__Task directions__.
Could you extract every entry below and reproduce it exactly?
※ ※ ※
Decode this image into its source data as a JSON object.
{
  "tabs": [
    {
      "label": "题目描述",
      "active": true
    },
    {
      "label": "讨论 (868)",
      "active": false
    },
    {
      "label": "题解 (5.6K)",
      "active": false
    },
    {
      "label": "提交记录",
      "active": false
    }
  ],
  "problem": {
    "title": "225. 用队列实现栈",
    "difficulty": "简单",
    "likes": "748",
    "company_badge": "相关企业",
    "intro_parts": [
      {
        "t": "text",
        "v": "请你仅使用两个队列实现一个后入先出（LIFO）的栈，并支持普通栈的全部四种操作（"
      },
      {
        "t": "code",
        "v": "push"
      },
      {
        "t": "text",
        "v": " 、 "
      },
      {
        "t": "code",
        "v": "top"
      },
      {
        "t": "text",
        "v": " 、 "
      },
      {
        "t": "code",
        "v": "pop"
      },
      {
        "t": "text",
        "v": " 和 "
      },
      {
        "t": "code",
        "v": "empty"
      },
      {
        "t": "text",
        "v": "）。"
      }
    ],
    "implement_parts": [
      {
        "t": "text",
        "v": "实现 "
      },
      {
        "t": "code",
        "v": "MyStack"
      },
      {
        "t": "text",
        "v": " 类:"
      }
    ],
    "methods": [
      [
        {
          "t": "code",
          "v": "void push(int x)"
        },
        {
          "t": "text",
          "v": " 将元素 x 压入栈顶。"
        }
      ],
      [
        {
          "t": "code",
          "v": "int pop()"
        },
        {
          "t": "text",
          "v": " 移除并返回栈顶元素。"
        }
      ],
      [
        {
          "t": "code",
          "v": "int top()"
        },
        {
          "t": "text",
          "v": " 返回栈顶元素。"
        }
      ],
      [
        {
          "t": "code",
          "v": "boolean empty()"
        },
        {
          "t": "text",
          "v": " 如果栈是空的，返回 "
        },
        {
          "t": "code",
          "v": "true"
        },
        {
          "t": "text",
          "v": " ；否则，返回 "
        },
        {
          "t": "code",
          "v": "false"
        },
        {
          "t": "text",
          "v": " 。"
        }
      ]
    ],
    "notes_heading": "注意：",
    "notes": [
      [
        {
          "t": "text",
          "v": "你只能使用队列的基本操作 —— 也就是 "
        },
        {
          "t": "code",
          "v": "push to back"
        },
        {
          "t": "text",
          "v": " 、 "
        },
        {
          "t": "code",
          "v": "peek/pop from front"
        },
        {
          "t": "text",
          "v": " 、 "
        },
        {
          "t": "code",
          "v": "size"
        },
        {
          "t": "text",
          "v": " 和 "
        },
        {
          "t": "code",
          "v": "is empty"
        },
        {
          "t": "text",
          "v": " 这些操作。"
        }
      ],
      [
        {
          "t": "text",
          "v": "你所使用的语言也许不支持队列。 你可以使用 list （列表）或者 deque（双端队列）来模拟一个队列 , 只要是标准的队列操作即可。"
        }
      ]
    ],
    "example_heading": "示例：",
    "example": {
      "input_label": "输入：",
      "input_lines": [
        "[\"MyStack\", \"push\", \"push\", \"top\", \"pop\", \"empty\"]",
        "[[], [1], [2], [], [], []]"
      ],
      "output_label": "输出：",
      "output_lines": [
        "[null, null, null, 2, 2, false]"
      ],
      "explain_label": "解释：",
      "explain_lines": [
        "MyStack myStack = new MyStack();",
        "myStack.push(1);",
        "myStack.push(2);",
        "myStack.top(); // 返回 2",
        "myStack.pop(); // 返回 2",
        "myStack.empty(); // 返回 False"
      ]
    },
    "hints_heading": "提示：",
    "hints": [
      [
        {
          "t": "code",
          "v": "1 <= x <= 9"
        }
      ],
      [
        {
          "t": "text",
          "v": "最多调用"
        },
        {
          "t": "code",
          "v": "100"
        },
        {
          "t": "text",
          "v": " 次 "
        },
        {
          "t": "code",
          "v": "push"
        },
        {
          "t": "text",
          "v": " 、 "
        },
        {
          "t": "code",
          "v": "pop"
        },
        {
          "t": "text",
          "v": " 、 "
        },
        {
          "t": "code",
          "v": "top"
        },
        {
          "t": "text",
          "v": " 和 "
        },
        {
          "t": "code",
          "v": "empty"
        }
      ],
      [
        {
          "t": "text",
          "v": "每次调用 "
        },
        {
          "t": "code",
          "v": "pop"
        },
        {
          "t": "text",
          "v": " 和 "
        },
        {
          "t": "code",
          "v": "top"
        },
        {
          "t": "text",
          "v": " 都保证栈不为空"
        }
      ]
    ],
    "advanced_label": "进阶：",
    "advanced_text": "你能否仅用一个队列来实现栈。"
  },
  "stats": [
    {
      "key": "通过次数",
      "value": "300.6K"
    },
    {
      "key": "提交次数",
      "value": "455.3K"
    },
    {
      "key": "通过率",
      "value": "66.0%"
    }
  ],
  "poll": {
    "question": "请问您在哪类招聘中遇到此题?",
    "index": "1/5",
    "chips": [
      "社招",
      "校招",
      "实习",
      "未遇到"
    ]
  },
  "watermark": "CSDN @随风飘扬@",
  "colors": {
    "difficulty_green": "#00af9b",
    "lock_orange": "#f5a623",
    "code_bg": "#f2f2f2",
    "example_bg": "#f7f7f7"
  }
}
※ ※ ※
__Result for this exercise__.
Decode this image into its source data as a JSON object.
{
  "tabs": [
    {
      "label": "题目描述",
      "active": true
    },
    {
      "label": "讨论 (868)",
      "active": false
    },
    {
      "label": "题解 (5.6K)",
      "active": false
    },
    {
      "label": "提交记录",
      "active": false
    }
  ],
  "problem": {
    "title": "225. 用队列实现栈",
    "difficulty": "简单",
    "likes": "748",
    "company_badge": "相关企业",
    "intro_parts": [
      {
        "t": "text",
        "v": "请你仅使用两个队列实现一个后入先出（LIFO）的栈，并支持普通栈的全部四种操作（"
      },
      {
        "t": "code",
        "v": "push"
      },
      {
        "t": "text",
        "v": " 、 "
      },
      {
        "t": "code",
        "v": "top"
      },
      {
        "t": "text",
        "v": " 、 "
      },
      {
        "t": "code",
        "v": "pop"
      },
      {
        "t": "text",
        "v": " 和 "
      },
      {
        "t": "code",
        "v": "empty"
      },
      {
        "t": "text",
        "v": "）。"
      }
    ],
    "implement_parts": [
      {
        "t": "text",
        "v": "实现 "
      },
      {
        "t": "code",
        "v": "MyStack"
      },
      {
        "t": "text",
        "v": " 类:"
      }
    ],
    "methods": [
      [
        {
          "t": "code",
          "v": "void push(int x)"
        },
        {
          "t": "text",
          "v": " 将元素 x 压入栈顶。"
        }
      ],
      [
        {
          "t": "code",
          "v": "int pop()"
        },
        {
          "t": "text",
          "v": " 移除并返回栈顶元素。"
        }
      ],
      [
        {
          "t": "code",
          "v": "int top()"
        },
        {
          "t": "text",
          "v": " 返回栈顶元素。"
        }
      ],
      [
        {
          "t": "code",
          "v": "boolean empty()"
        },
        {
          "t": "text",
          "v": " 如果栈是空的，返回 "
        },
        {
          "t": "code",
          "v": "true"
        },
        {
          "t": "text",
          "v": " ；否则，返回 "
        },
        {
          "t": "code",
          "v": "false"
        },
        {
          "t": "text",
          "v": " 。"
        }
      ]
    ],
    "notes_heading": "注意：",
    "notes": [
      [
        {
          "t": "text",
          "v": "你只能使用队列的基本操作 —— 也就是 "
        },
        {
          "t": "code",
          "v": "push to back"
        },
        {
          "t": "text",
          "v": " 、 "
        },
        {
          "t": "code",
          "v": "peek/pop from front"
        },
        {
          "t": "text",
          "v": " 、 "
        },
        {
          "t": "code",
          "v": "size"
        },
        {
          "t": "text",
          "v": " 和 "
        },
        {
          "t": "code",
          "v": "is empty"
        },
        {
          "t": "text",
          "v": " 这些操作。"
        }
      ],
      [
        {
          "t": "text",
          "v": "你所使用的语言也许不支持队列。 你可以使用 list （列表）或者 deque（双端队列）来模拟一个队列 , 只要是标准的队列操作即可。"
        }
      ]
    ],
    "example_heading": "示例：",
    "example": {
      "input_label": "输入：",
      "input_lines": [
        "[\"MyStack\", \"push\", \"push\", \"top\", \"pop\", \"empty\"]",
        "[[], [1], [2], [], [], []]"
      ],
      "output_label": "输出：",
      "output_lines": [
        "[null, null, null, 2, 2, false]"
      ],
      "explain_label": "解释：",
      "explain_lines": [
        "MyStack myStack = new MyStack();",
        "myStack.push(1);",
        "myStack.push(2);",
        "myStack.top(); // 返回 2",
        "myStack.pop(); // 返回 2",
        "myStack.empty(); // 返回 False"
      ]
    },
    "hints_heading": "提示：",
    "hints": [
      [
        {
          "t": "code",
          "v": "1 <= x <= 9"
        }
      ],
      [
        {
          "t": "text",
          "v": "最多调用"
        },
        {
          "t": "code",
          "v": "100"
        },
        {
          "t": "text",
          "v": " 次 "
        },
        {
          "t": "code",
          "v": "push"
        },
        {
          "t": "text",
          "v": " 、 "
        },
        {
          "t": "code",
          "v": "pop"
        },
        {
          "t": "text",
          "v": " 、 "
        },
        {
          "t": "code",
          "v": "top"
        },
        {
          "t": "text",
          "v": " 和 "
        },
        {
          "t": "code",
          "v": "empty"
        }
      ],
      [
        {
          "t": "text",
          "v": "每次调用 "
        },
        {
          "t": "code",
          "v": "pop"
        },
        {
          "t": "text",
          "v": " 和 "
        },
        {
          "t": "code",
          "v": "top"
        },
        {
          "t": "text",
          "v": " 都保证栈不为空"
        }
      ]
    ],
    "advanced_label": "进阶：",
    "advanced_text": "你能否仅用一个队列来实现栈。"
  },
  "stats": [
    {
      "key": "通过次数",
      "value": "300.6K"
    },
    {
      "key": "提交次数",
      "value": "455.3K"
    },
    {
      "key": "通过率",
      "value": "66.0%"
    }
  ],
  "poll": {
    "question": "请问您在哪类招聘中遇到此题?",
    "index": "1/5",
    "chips": [
      "社招",
      "校招",
      "实习",
      "未遇到"
    ]
  },
  "watermark": "CSDN @随风飘扬@",
  "colors": {
    "difficulty_green": "#00af9b",
    "lock_orange": "#f5a623",
    "code_bg": "#f2f2f2",
    "example_bg": "#f7f7f7"
  }
}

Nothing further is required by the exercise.